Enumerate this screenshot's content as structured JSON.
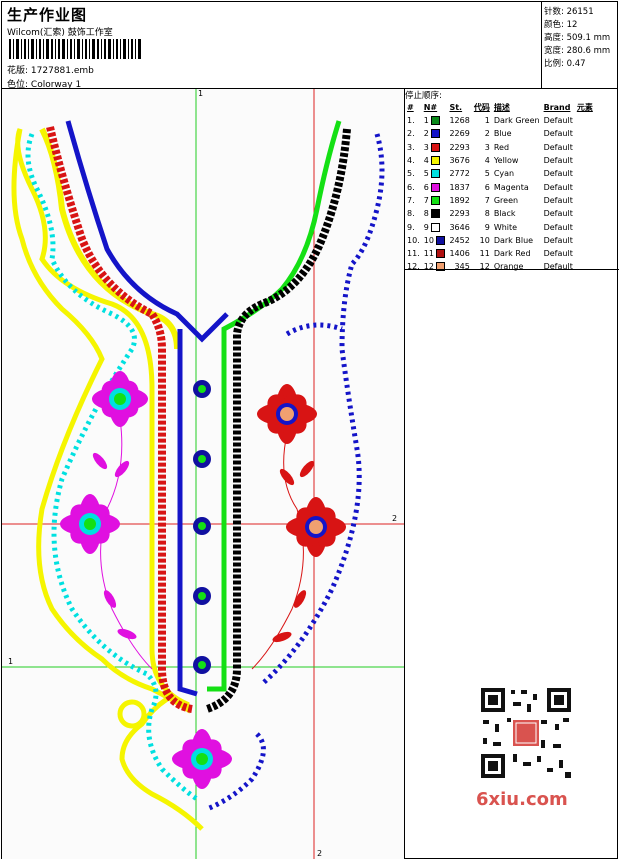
{
  "header": {
    "title": "生产作业图",
    "company": "Wilcom(汇索) 鼓饰工作室",
    "pattern_label": "花版:",
    "pattern_value": "1727881.emb",
    "colorway_label": "色位:",
    "colorway_value": "Colorway 1"
  },
  "stats": {
    "stitches_label": "针数:",
    "stitches": "26151",
    "colors_label": "颜色:",
    "colors": "12",
    "height_label": "高度:",
    "height": "509.1 mm",
    "width_label": "宽度:",
    "width": "280.6 mm",
    "scale_label": "比例:",
    "scale": "0.47"
  },
  "stop_sequence": {
    "title": "停止顺序:",
    "columns": [
      "#",
      "N#",
      "St.",
      "代码",
      "描述",
      "Brand",
      "元素"
    ],
    "rows": [
      {
        "idx": "1.",
        "n": "1",
        "st": "1268",
        "code": "1",
        "desc": "Dark Green",
        "brand": "Default",
        "color": "#0a8a1a"
      },
      {
        "idx": "2.",
        "n": "2",
        "st": "2269",
        "code": "2",
        "desc": "Blue",
        "brand": "Default",
        "color": "#1414c8"
      },
      {
        "idx": "3.",
        "n": "3",
        "st": "2293",
        "code": "3",
        "desc": "Red",
        "brand": "Default",
        "color": "#d81414"
      },
      {
        "idx": "4.",
        "n": "4",
        "st": "3676",
        "code": "4",
        "desc": "Yellow",
        "brand": "Default",
        "color": "#f5f500"
      },
      {
        "idx": "5.",
        "n": "5",
        "st": "2772",
        "code": "5",
        "desc": "Cyan",
        "brand": "Default",
        "color": "#00e0e0"
      },
      {
        "idx": "6.",
        "n": "6",
        "st": "1837",
        "code": "6",
        "desc": "Magenta",
        "brand": "Default",
        "color": "#e010e0"
      },
      {
        "idx": "7.",
        "n": "7",
        "st": "1892",
        "code": "7",
        "desc": "Green",
        "brand": "Default",
        "color": "#14e014"
      },
      {
        "idx": "8.",
        "n": "8",
        "st": "2293",
        "code": "8",
        "desc": "Black",
        "brand": "Default",
        "color": "#000000"
      },
      {
        "idx": "9.",
        "n": "9",
        "st": "3646",
        "code": "9",
        "desc": "White",
        "brand": "Default",
        "color": "#ffffff"
      },
      {
        "idx": "10.",
        "n": "10",
        "st": "2452",
        "code": "10",
        "desc": "Dark Blue",
        "brand": "Default",
        "color": "#1010a0"
      },
      {
        "idx": "11.",
        "n": "11",
        "st": "1406",
        "code": "11",
        "desc": "Dark Red",
        "brand": "Default",
        "color": "#b01010"
      },
      {
        "idx": "12.",
        "n": "12",
        "st": "345",
        "code": "12",
        "desc": "Orange",
        "brand": "Default",
        "color": "#f0a070"
      }
    ]
  },
  "axes": {
    "v1": "1",
    "v2": "2",
    "h1": "1",
    "h2": "2"
  },
  "watermark": "6xiu.com",
  "colors": {
    "guide_green": "#22cc22",
    "guide_red": "#dd2222"
  }
}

···

__Stated task__. Transcribe the listing in full and omit the pictures.

__Exercise answer__.
Enumerate this screenshot's content as structured JSON.
{
  "header": {
    "title": "生产作业图",
    "company": "Wilcom(汇索) 鼓饰工作室",
    "pattern_label": "花版:",
    "pattern_value": "1727881.emb",
    "colorway_label": "色位:",
    "colorway_value": "Colorway 1"
  },
  "stats": {
    "stitches_label": "针数:",
    "stitches": "26151",
    "colors_label": "颜色:",
    "colors": "12",
    "height_label": "高度:",
    "height": "509.1 mm",
    "width_label": "宽度:",
    "width": "280.6 mm",
    "scale_label": "比例:",
    "scale": "0.47"
  },
  "stop_sequence": {
    "title": "停止顺序:",
    "columns": [
      "#",
      "N#",
      "St.",
      "代码",
      "描述",
      "Brand",
      "元素"
    ],
    "rows": [
      {
        "idx": "1.",
        "n": "1",
        "st": "1268",
        "code": "1",
        "desc": "Dark Green",
        "brand": "Default",
        "color": "#0a8a1a"
      },
      {
        "idx": "2.",
        "n": "2",
        "st": "2269",
        "code": "2",
        "desc": "Blue",
        "brand": "Default",
        "color": "#1414c8"
      },
      {
        "idx": "3.",
        "n": "3",
        "st": "2293",
        "code": "3",
        "desc": "Red",
        "brand": "Default",
        "color": "#d81414"
      },
      {
        "idx": "4.",
        "n": "4",
        "st": "3676",
        "code": "4",
        "desc": "Yellow",
        "brand": "Default",
        "color": "#f5f500"
      },
      {
        "idx": "5.",
        "n": "5",
        "st": "2772",
        "code": "5",
        "desc": "Cyan",
        "brand": "Default",
        "color": "#00e0e0"
      },
      {
        "idx": "6.",
        "n": "6",
        "st": "1837",
        "code": "6",
        "desc": "Magenta",
        "brand": "Default",
        "color": "#e010e0"
      },
      {
        "idx": "7.",
        "n": "7",
        "st": "1892",
        "code": "7",
        "desc": "Green",
        "brand": "Default",
        "color": "#14e014"
      },
      {
        "idx": "8.",
        "n": "8",
        "st": "2293",
        "code": "8",
        "desc": "Black",
        "brand": "Default",
        "color": "#000000"
      },
      {
        "idx": "9.",
        "n": "9",
        "st": "3646",
        "code": "9",
        "desc": "White",
        "brand": "Default",
        "color": "#ffffff"
      },
      {
        "idx": "10.",
        "n": "10",
        "st": "2452",
        "code": "10",
        "desc": "Dark Blue",
        "brand": "Default",
        "color": "#1010a0"
      },
      {
        "idx": "11.",
        "n": "11",
        "st": "1406",
        "code": "11",
        "desc": "Dark Red",
        "brand": "Default",
        "color": "#b01010"
      },
      {
        "idx": "12.",
        "n": "12",
        "st": "345",
        "code": "12",
        "desc": "Orange",
        "brand": "Default",
        "color": "#f0a070"
      }
    ]
  },
  "axes": {
    "v1": "1",
    "v2": "2",
    "h1": "1",
    "h2": "2"
  },
  "watermark": "6xiu.com",
  "colors": {
    "guide_green": "#22cc22",
    "guide_red": "#dd2222"
  }
}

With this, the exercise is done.